Entries from a dataset ::
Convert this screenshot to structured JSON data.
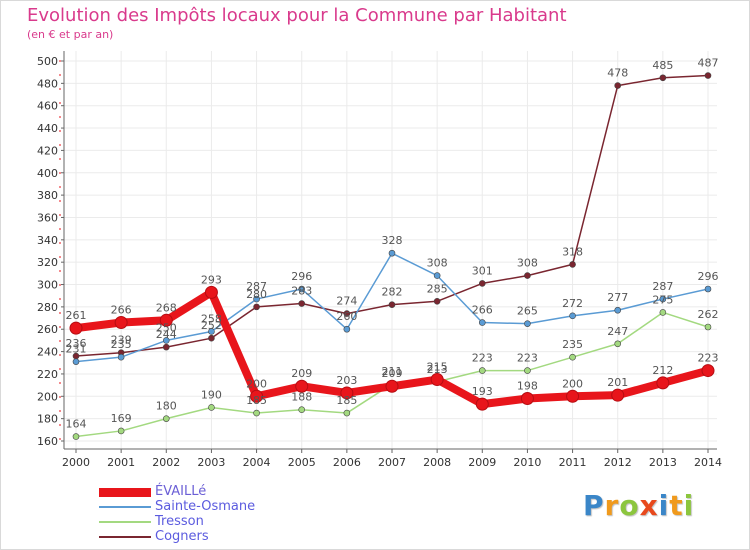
{
  "title": "Evolution des Impôts locaux pour la Commune par Habitant",
  "subtitle": "(en € et par an)",
  "logo": {
    "letters": [
      "P",
      "r",
      "o",
      "x",
      "i",
      "t",
      "i"
    ],
    "colors": [
      "#3a86c8",
      "#f09a1d",
      "#8cc63e",
      "#e8491d",
      "#3a86c8",
      "#f09a1d",
      "#8cc63e"
    ]
  },
  "colors": {
    "title": "#d93a8c",
    "axis": "#666666",
    "grid": "#ebebeb",
    "tick_text": "#333333"
  },
  "chart_data": {
    "type": "line",
    "x": [
      "2000",
      "2001",
      "2002",
      "2003",
      "2004",
      "2005",
      "2006",
      "2007",
      "2008",
      "2009",
      "2010",
      "2011",
      "2012",
      "2013",
      "2014"
    ],
    "y_ticks": [
      "160",
      "180",
      "200",
      "220",
      "240",
      "260",
      "280",
      "300",
      "320",
      "340",
      "360",
      "380",
      "400",
      "420",
      "440",
      "460",
      "480",
      "500"
    ],
    "ylim": [
      160,
      500
    ],
    "grid": true,
    "legend_position": "bottom-left",
    "series": [
      {
        "name": "ÉVAILLé",
        "color": "#e8151b",
        "stroke_width": 8,
        "values": [
          261,
          266,
          268,
          293,
          200,
          209,
          203,
          209,
          215,
          193,
          198,
          200,
          201,
          212,
          223
        ],
        "labels": [
          "261",
          "266",
          "268",
          "293",
          "200",
          "209",
          "203",
          "209",
          "215",
          "193",
          "198",
          "200",
          "201",
          "212",
          "223"
        ]
      },
      {
        "name": "Sainte-Osmane",
        "color": "#5a9bd4",
        "stroke_width": 1.5,
        "values": [
          231,
          235,
          250,
          258,
          287,
          296,
          260,
          328,
          308,
          266,
          265,
          272,
          277,
          287,
          296
        ],
        "labels": [
          "231",
          "235",
          "250",
          "258",
          "287",
          "296",
          "260",
          "328",
          "308",
          "266",
          "265",
          "272",
          "277",
          "287",
          "296"
        ]
      },
      {
        "name": "Tresson",
        "color": "#a3d980",
        "stroke_width": 1.5,
        "values": [
          164,
          169,
          180,
          190,
          185,
          188,
          185,
          211,
          213,
          223,
          223,
          235,
          247,
          275,
          262
        ],
        "labels": [
          "164",
          "169",
          "180",
          "190",
          "185",
          "188",
          "185",
          "211",
          "213",
          "223",
          "223",
          "235",
          "247",
          "275",
          "262"
        ]
      },
      {
        "name": "Cogners",
        "color": "#7a2630",
        "stroke_width": 1.5,
        "values": [
          236,
          239,
          244,
          252,
          280,
          283,
          274,
          282,
          285,
          301,
          308,
          318,
          478,
          485,
          487
        ],
        "labels": [
          "236",
          "239",
          "244",
          "252",
          "280",
          "283",
          "274",
          "282",
          "285",
          "301",
          "308",
          "318",
          "478",
          "485",
          "487"
        ]
      }
    ]
  }
}
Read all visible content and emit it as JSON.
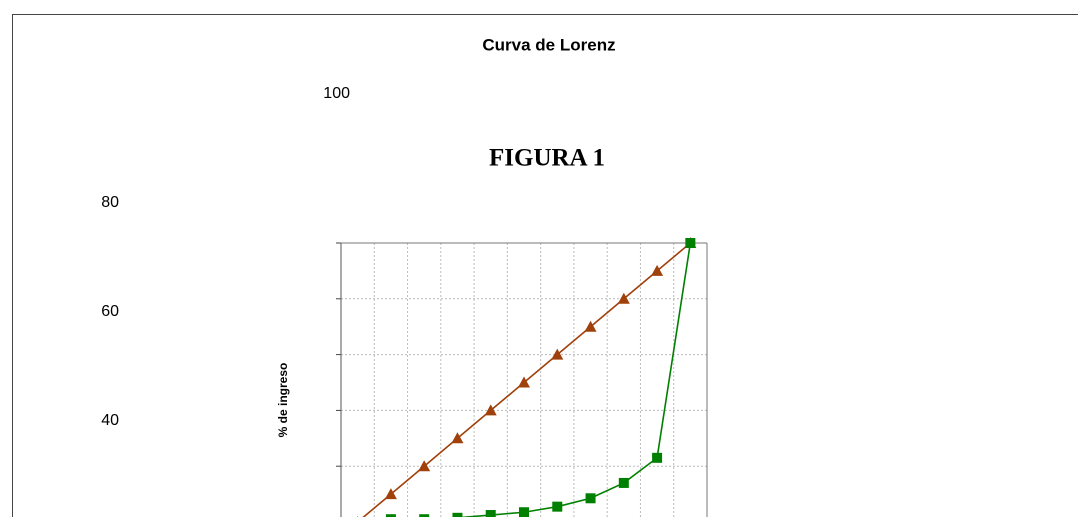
{
  "chart_data": {
    "type": "line",
    "title": "Curva de Lorenz",
    "subtitle": "FIGURA 1",
    "y_label": "% de ingreso",
    "categories": [
      null,
      null,
      null,
      null,
      null,
      null,
      null,
      null,
      null,
      null,
      null
    ],
    "series": [
      {
        "color": "#a0400a",
        "marker": "triangle",
        "values": [
          0,
          10,
          20,
          30,
          40,
          50,
          60,
          70,
          80,
          90,
          100
        ]
      },
      {
        "color": "#008000",
        "marker": "square",
        "values": [
          0,
          1,
          1,
          1.5,
          2.5,
          3.5,
          5.5,
          8.5,
          14,
          23,
          100
        ]
      }
    ],
    "ylim": [
      0,
      100
    ],
    "yticks": [
      40,
      60,
      80,
      100
    ],
    "grid": true
  }
}
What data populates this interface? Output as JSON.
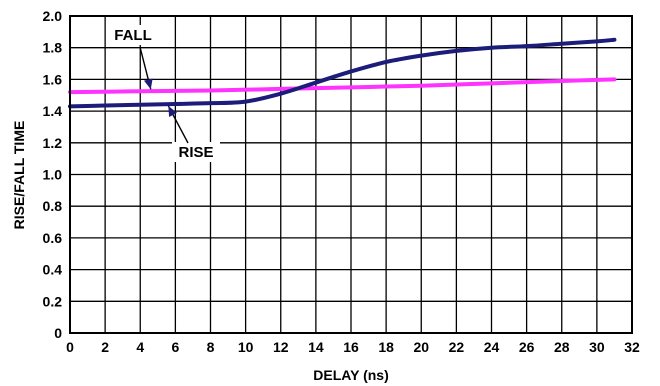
{
  "chart_data": {
    "type": "line",
    "title": "",
    "xlabel": "DELAY (ns)",
    "ylabel": "RISE/FALL TIME",
    "xlim": [
      0,
      32
    ],
    "ylim": [
      0,
      2.0
    ],
    "x_ticks": [
      "0",
      "2",
      "4",
      "6",
      "8",
      "10",
      "12",
      "14",
      "16",
      "18",
      "20",
      "22",
      "24",
      "26",
      "28",
      "30",
      "32"
    ],
    "y_ticks": [
      "0",
      "0.2",
      "0.4",
      "0.6",
      "0.8",
      "1.0",
      "1.2",
      "1.4",
      "1.6",
      "1.8",
      "2.0"
    ],
    "grid": true,
    "series": [
      {
        "name": "RISE",
        "color": "#1c1c7a",
        "x": [
          0,
          2,
          4,
          6,
          8,
          10,
          12,
          14,
          16,
          18,
          20,
          22,
          24,
          26,
          28,
          30,
          31
        ],
        "y": [
          1.43,
          1.435,
          1.44,
          1.445,
          1.45,
          1.46,
          1.51,
          1.58,
          1.65,
          1.71,
          1.75,
          1.78,
          1.8,
          1.81,
          1.825,
          1.84,
          1.85
        ]
      },
      {
        "name": "FALL",
        "color": "#ff33ff",
        "x": [
          0,
          4,
          8,
          12,
          16,
          20,
          24,
          28,
          31
        ],
        "y": [
          1.52,
          1.525,
          1.53,
          1.54,
          1.55,
          1.56,
          1.575,
          1.59,
          1.6
        ]
      }
    ],
    "annotations": [
      {
        "text": "FALL",
        "points_to_series": "FALL"
      },
      {
        "text": "RISE",
        "points_to_series": "RISE"
      }
    ]
  }
}
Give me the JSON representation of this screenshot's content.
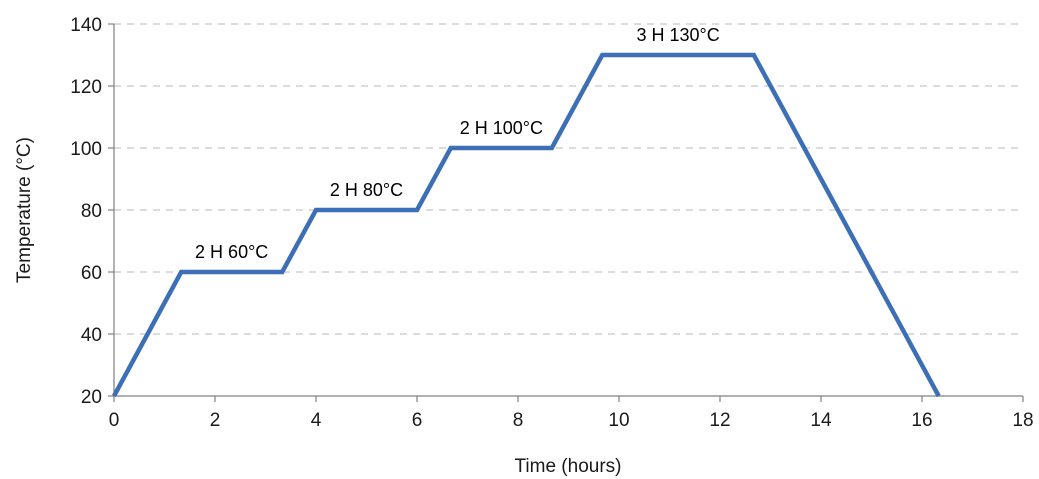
{
  "chart_data": {
    "type": "line",
    "xlabel": "Time (hours)",
    "ylabel": "Temperature (°C)",
    "xlim": [
      0,
      18
    ],
    "ylim": [
      20,
      140
    ],
    "xticks": [
      0,
      2,
      4,
      6,
      8,
      10,
      12,
      14,
      16,
      18
    ],
    "yticks": [
      20,
      40,
      60,
      80,
      100,
      120,
      140
    ],
    "grid": "horizontal dashed",
    "series": [
      {
        "color": "#3d6fb6",
        "x": [
          0,
          1.33,
          3.33,
          4,
          6,
          6.67,
          8.67,
          9.67,
          12.67,
          16.33
        ],
        "y": [
          20,
          60,
          60,
          80,
          80,
          100,
          100,
          130,
          130,
          20
        ]
      }
    ],
    "annotations": [
      {
        "text": "2 H 60°C",
        "x": 2.33,
        "y": 60
      },
      {
        "text": "2 H 80°C",
        "x": 5.0,
        "y": 80
      },
      {
        "text": "2 H 100°C",
        "x": 7.67,
        "y": 100
      },
      {
        "text": "3 H 130°C",
        "x": 11.17,
        "y": 130
      }
    ]
  }
}
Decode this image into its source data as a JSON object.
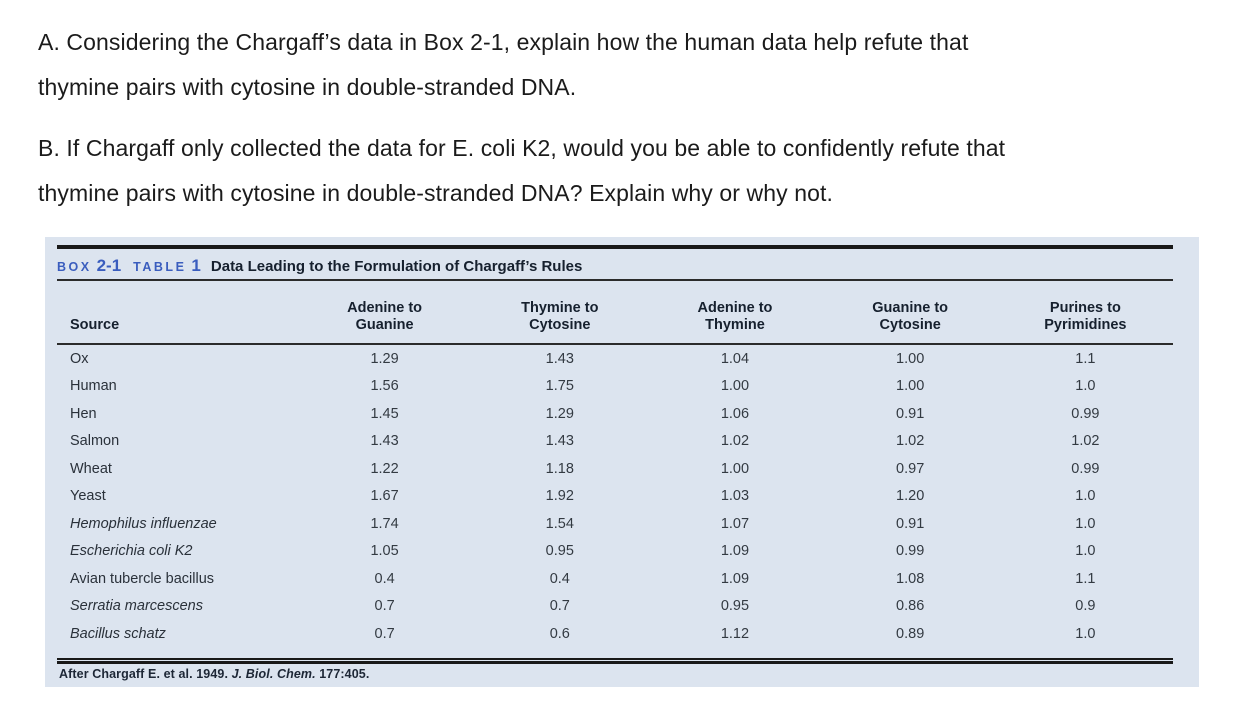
{
  "questions": {
    "a": {
      "lines": [
        "A. Considering the Chargaff’s data in Box 2-1, explain how the human data help refute that",
        "thymine pairs with cytosine in double-stranded DNA."
      ]
    },
    "b": {
      "lines": [
        "B. If Chargaff only collected the data for E. coli K2, would you be able to confidently refute that",
        "thymine pairs with cytosine in double-stranded DNA? Explain why or why not."
      ]
    }
  },
  "box_table": {
    "box_label": "BOX",
    "box_number": "2-1",
    "table_label": "TABLE",
    "table_number": "1",
    "title": "Data Leading to the Formulation of Chargaff’s Rules",
    "accent_color": "#3a5dbe",
    "panel_background": "#dce4ef",
    "columns": [
      {
        "line1": "",
        "line2": "Source"
      },
      {
        "line1": "Adenine to",
        "line2": "Guanine"
      },
      {
        "line1": "Thymine to",
        "line2": "Cytosine"
      },
      {
        "line1": "Adenine to",
        "line2": "Thymine"
      },
      {
        "line1": "Guanine to",
        "line2": "Cytosine"
      },
      {
        "line1": "Purines to",
        "line2": "Pyrimidines"
      }
    ],
    "rows": [
      {
        "source": "Ox",
        "italic": false,
        "values": [
          "1.29",
          "1.43",
          "1.04",
          "1.00",
          "1.1"
        ]
      },
      {
        "source": "Human",
        "italic": false,
        "values": [
          "1.56",
          "1.75",
          "1.00",
          "1.00",
          "1.0"
        ]
      },
      {
        "source": "Hen",
        "italic": false,
        "values": [
          "1.45",
          "1.29",
          "1.06",
          "0.91",
          "0.99"
        ]
      },
      {
        "source": "Salmon",
        "italic": false,
        "values": [
          "1.43",
          "1.43",
          "1.02",
          "1.02",
          "1.02"
        ]
      },
      {
        "source": "Wheat",
        "italic": false,
        "values": [
          "1.22",
          "1.18",
          "1.00",
          "0.97",
          "0.99"
        ]
      },
      {
        "source": "Yeast",
        "italic": false,
        "values": [
          "1.67",
          "1.92",
          "1.03",
          "1.20",
          "1.0"
        ]
      },
      {
        "source": "Hemophilus influenzae",
        "italic": true,
        "values": [
          "1.74",
          "1.54",
          "1.07",
          "0.91",
          "1.0"
        ]
      },
      {
        "source": "Escherichia coli K2",
        "italic": true,
        "values": [
          "1.05",
          "0.95",
          "1.09",
          "0.99",
          "1.0"
        ]
      },
      {
        "source": "Avian tubercle bacillus",
        "italic": false,
        "values": [
          "0.4",
          "0.4",
          "1.09",
          "1.08",
          "1.1"
        ]
      },
      {
        "source": "Serratia marcescens",
        "italic": true,
        "values": [
          "0.7",
          "0.7",
          "0.95",
          "0.86",
          "0.9"
        ]
      },
      {
        "source": "Bacillus schatz",
        "italic": true,
        "values": [
          "0.7",
          "0.6",
          "1.12",
          "0.89",
          "1.0"
        ]
      }
    ],
    "footnote": {
      "prefix": "After Chargaff E. et al. 1949.",
      "citation": "J. Biol. Chem.",
      "suffix": "177:405."
    }
  }
}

SET PROBLEM :: Pull every line containing the word "refute" out of the entries above.

RESULT ::
        "A. Considering the Chargaff’s data in Box 2-1, explain how the human data help refute that",
        "B. If Chargaff only collected the data for E. coli K2, would you be able to confidently refute that",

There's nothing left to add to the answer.